• _Exercise brief_: Without including any pictures, copy each entry below exactly.

[Records from a data collection]

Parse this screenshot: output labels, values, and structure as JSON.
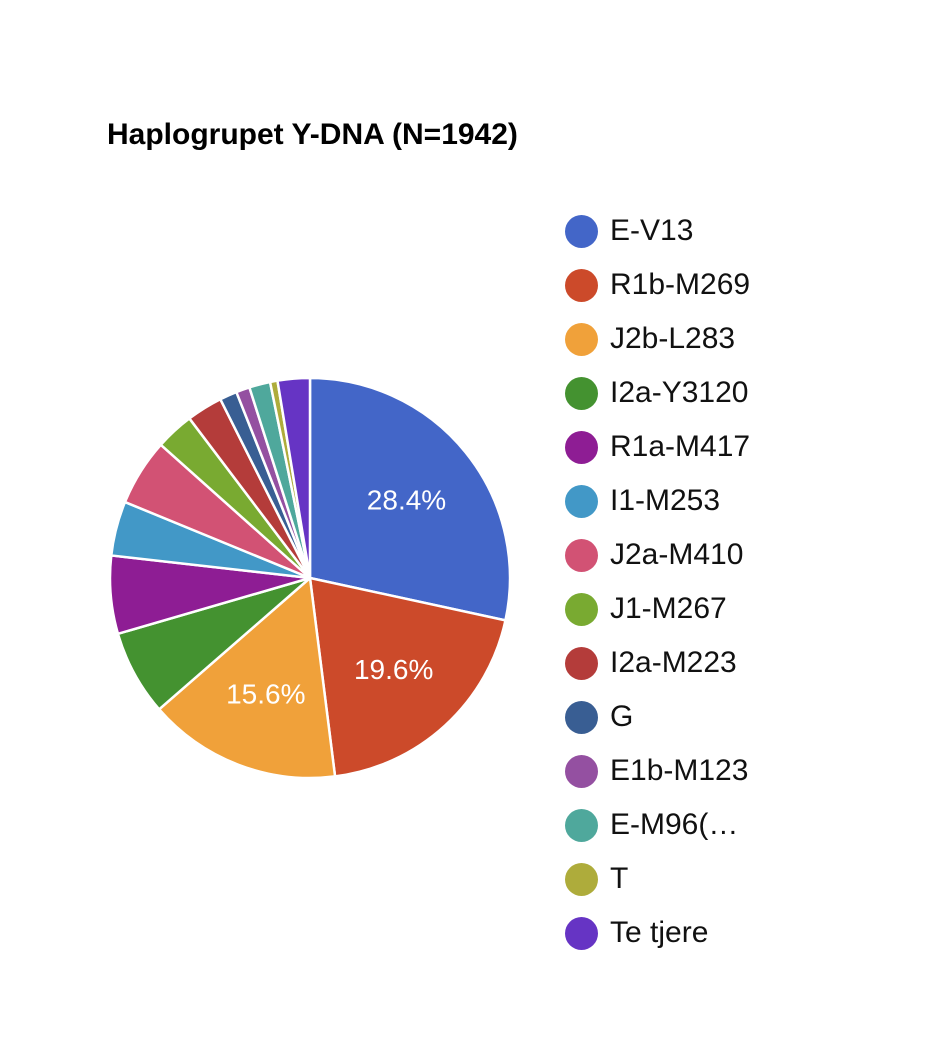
{
  "chart_data": {
    "type": "pie",
    "title": "Haplogrupet Y-DNA (N=1942)",
    "slices": [
      {
        "label": "E-V13",
        "value": 28.4,
        "color": "#4366c8",
        "value_label": "28.4%"
      },
      {
        "label": "R1b-M269",
        "value": 19.6,
        "color": "#cc4a2a",
        "value_label": "19.6%"
      },
      {
        "label": "J2b-L283",
        "value": 15.6,
        "color": "#f0a13a",
        "value_label": "15.6%"
      },
      {
        "label": "I2a-Y3120",
        "value": 6.9,
        "color": "#449230",
        "value_label": ""
      },
      {
        "label": "R1a-M417",
        "value": 6.3,
        "color": "#8e1d94",
        "value_label": ""
      },
      {
        "label": "I1-M253",
        "value": 4.4,
        "color": "#4298c7",
        "value_label": ""
      },
      {
        "label": "J2a-M410",
        "value": 5.4,
        "color": "#d25274",
        "value_label": ""
      },
      {
        "label": "J1-M267",
        "value": 3.1,
        "color": "#79aa31",
        "value_label": ""
      },
      {
        "label": "I2a-M223",
        "value": 2.9,
        "color": "#b43c3a",
        "value_label": ""
      },
      {
        "label": "G",
        "value": 1.4,
        "color": "#395e93",
        "value_label": ""
      },
      {
        "label": "E1b-M123",
        "value": 1.1,
        "color": "#9450a1",
        "value_label": ""
      },
      {
        "label": "E-M96(…",
        "value": 1.7,
        "color": "#4fa89c",
        "value_label": ""
      },
      {
        "label": "T",
        "value": 0.6,
        "color": "#aeac3b",
        "value_label": ""
      },
      {
        "label": "Te tjere",
        "value": 2.6,
        "color": "#6634c4",
        "value_label": ""
      }
    ],
    "legend_position": "right"
  }
}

• _Exercise result_:
Parse this screenshot: output labels, values, and structure as JSON.
{
  "chart_data": {
    "type": "pie",
    "title": "Haplogrupet Y-DNA (N=1942)",
    "slices": [
      {
        "label": "E-V13",
        "value": 28.4,
        "color": "#4366c8",
        "value_label": "28.4%"
      },
      {
        "label": "R1b-M269",
        "value": 19.6,
        "color": "#cc4a2a",
        "value_label": "19.6%"
      },
      {
        "label": "J2b-L283",
        "value": 15.6,
        "color": "#f0a13a",
        "value_label": "15.6%"
      },
      {
        "label": "I2a-Y3120",
        "value": 6.9,
        "color": "#449230",
        "value_label": ""
      },
      {
        "label": "R1a-M417",
        "value": 6.3,
        "color": "#8e1d94",
        "value_label": ""
      },
      {
        "label": "I1-M253",
        "value": 4.4,
        "color": "#4298c7",
        "value_label": ""
      },
      {
        "label": "J2a-M410",
        "value": 5.4,
        "color": "#d25274",
        "value_label": ""
      },
      {
        "label": "J1-M267",
        "value": 3.1,
        "color": "#79aa31",
        "value_label": ""
      },
      {
        "label": "I2a-M223",
        "value": 2.9,
        "color": "#b43c3a",
        "value_label": ""
      },
      {
        "label": "G",
        "value": 1.4,
        "color": "#395e93",
        "value_label": ""
      },
      {
        "label": "E1b-M123",
        "value": 1.1,
        "color": "#9450a1",
        "value_label": ""
      },
      {
        "label": "E-M96(…",
        "value": 1.7,
        "color": "#4fa89c",
        "value_label": ""
      },
      {
        "label": "T",
        "value": 0.6,
        "color": "#aeac3b",
        "value_label": ""
      },
      {
        "label": "Te tjere",
        "value": 2.6,
        "color": "#6634c4",
        "value_label": ""
      }
    ],
    "legend_position": "right"
  }
}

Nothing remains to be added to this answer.